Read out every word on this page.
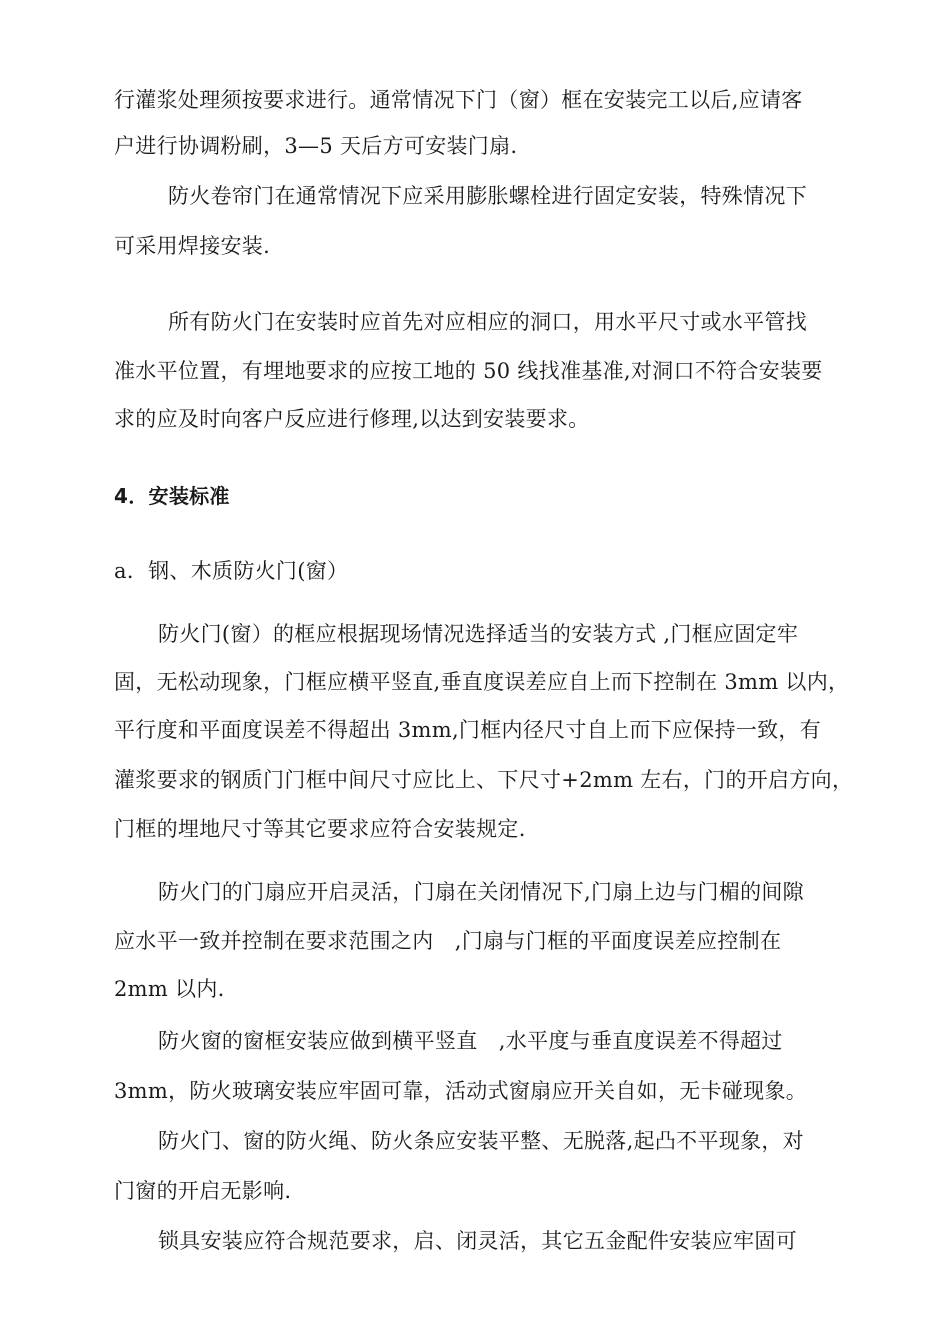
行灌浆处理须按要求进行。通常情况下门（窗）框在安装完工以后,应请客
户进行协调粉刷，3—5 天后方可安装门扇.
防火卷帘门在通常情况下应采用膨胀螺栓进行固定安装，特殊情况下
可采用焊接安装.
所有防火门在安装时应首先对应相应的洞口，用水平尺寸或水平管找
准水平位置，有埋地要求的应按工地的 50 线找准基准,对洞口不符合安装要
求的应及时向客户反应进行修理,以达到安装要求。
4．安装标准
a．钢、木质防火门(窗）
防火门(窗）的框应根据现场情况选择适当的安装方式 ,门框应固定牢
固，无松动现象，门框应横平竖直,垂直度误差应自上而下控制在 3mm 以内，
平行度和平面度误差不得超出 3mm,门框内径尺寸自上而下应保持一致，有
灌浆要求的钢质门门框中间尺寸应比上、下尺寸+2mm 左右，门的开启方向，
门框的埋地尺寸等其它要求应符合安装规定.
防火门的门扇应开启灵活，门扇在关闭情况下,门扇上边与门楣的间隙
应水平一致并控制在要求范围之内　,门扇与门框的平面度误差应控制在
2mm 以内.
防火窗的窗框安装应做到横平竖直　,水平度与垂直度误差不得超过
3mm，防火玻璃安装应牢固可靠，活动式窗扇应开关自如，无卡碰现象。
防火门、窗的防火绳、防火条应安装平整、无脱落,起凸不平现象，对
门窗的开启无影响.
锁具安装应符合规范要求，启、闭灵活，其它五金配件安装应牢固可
####
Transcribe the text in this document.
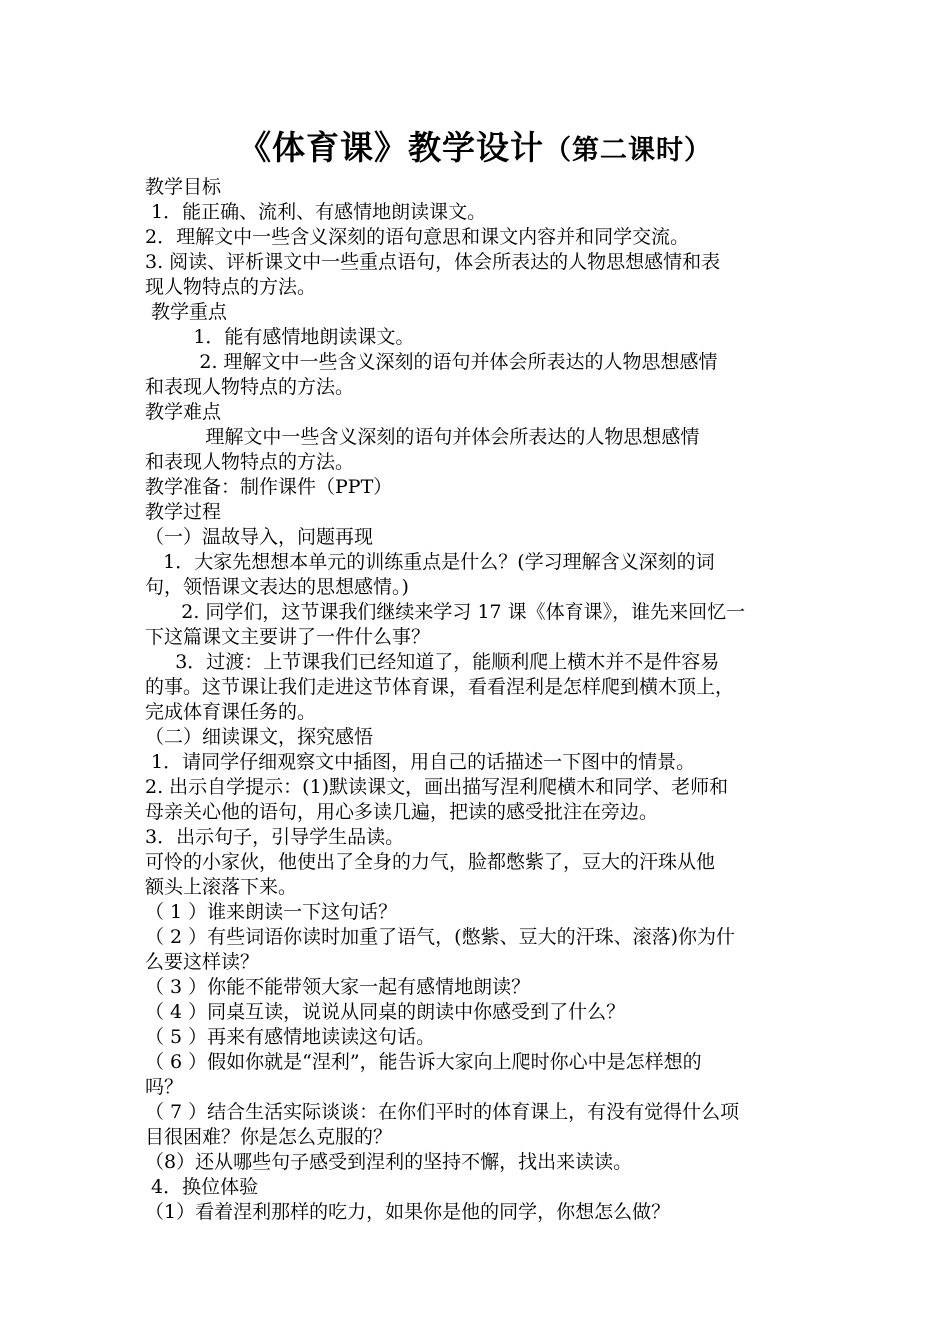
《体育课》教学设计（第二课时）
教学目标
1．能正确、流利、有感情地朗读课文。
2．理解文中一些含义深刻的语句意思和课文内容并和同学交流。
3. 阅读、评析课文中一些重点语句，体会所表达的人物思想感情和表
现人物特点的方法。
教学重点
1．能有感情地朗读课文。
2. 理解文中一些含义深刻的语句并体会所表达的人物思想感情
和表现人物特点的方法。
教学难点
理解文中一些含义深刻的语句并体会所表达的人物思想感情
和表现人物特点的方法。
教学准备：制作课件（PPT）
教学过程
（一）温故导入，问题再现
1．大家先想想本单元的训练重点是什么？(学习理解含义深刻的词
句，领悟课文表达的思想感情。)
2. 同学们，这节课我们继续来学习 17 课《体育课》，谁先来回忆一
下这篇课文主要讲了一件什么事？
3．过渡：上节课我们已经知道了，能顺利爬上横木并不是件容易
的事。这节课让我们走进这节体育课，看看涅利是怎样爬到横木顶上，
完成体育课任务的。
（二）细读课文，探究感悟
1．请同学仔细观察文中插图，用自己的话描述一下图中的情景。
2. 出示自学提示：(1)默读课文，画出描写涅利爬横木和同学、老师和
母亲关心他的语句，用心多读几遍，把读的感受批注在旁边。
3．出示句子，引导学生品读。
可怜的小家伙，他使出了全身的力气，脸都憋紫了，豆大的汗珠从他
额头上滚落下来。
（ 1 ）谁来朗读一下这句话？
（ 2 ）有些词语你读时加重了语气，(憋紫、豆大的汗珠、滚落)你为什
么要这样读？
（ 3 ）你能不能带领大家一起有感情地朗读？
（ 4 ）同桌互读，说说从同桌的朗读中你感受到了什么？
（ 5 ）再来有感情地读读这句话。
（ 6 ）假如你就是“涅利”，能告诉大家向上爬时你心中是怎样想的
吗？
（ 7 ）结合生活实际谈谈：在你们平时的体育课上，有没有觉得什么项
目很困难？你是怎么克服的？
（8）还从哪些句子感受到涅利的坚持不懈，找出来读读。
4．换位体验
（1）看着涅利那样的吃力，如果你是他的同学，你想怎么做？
####
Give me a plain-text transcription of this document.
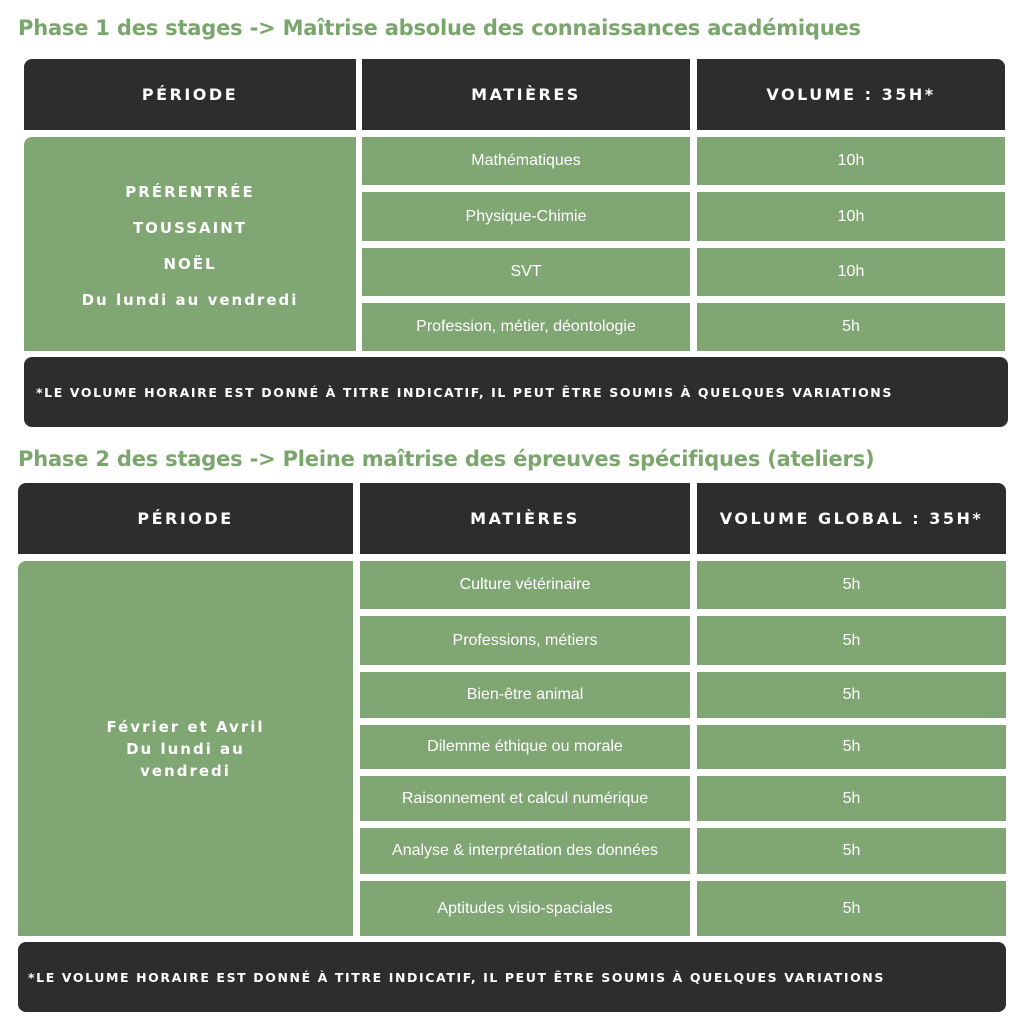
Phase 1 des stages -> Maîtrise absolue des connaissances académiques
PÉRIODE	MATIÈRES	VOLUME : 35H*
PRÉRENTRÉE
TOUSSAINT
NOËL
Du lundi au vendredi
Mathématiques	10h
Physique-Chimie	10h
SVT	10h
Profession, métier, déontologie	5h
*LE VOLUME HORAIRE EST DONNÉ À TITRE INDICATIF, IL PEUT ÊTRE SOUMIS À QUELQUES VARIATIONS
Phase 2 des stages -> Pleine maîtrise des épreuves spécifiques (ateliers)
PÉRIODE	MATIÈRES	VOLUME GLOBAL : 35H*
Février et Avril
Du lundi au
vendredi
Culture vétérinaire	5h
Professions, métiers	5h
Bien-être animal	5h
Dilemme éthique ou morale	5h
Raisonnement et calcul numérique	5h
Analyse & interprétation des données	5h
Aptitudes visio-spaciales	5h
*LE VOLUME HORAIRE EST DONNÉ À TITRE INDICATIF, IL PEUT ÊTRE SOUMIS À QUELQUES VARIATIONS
####
WRITTEN TASK: Filter the entries down to the lines with the word "PÉRIODE" in them.

RESULT OF THIS TASK:
PÉRIODE	MATIÈRES	VOLUME : 35H*
PÉRIODE	MATIÈRES	VOLUME GLOBAL : 35H*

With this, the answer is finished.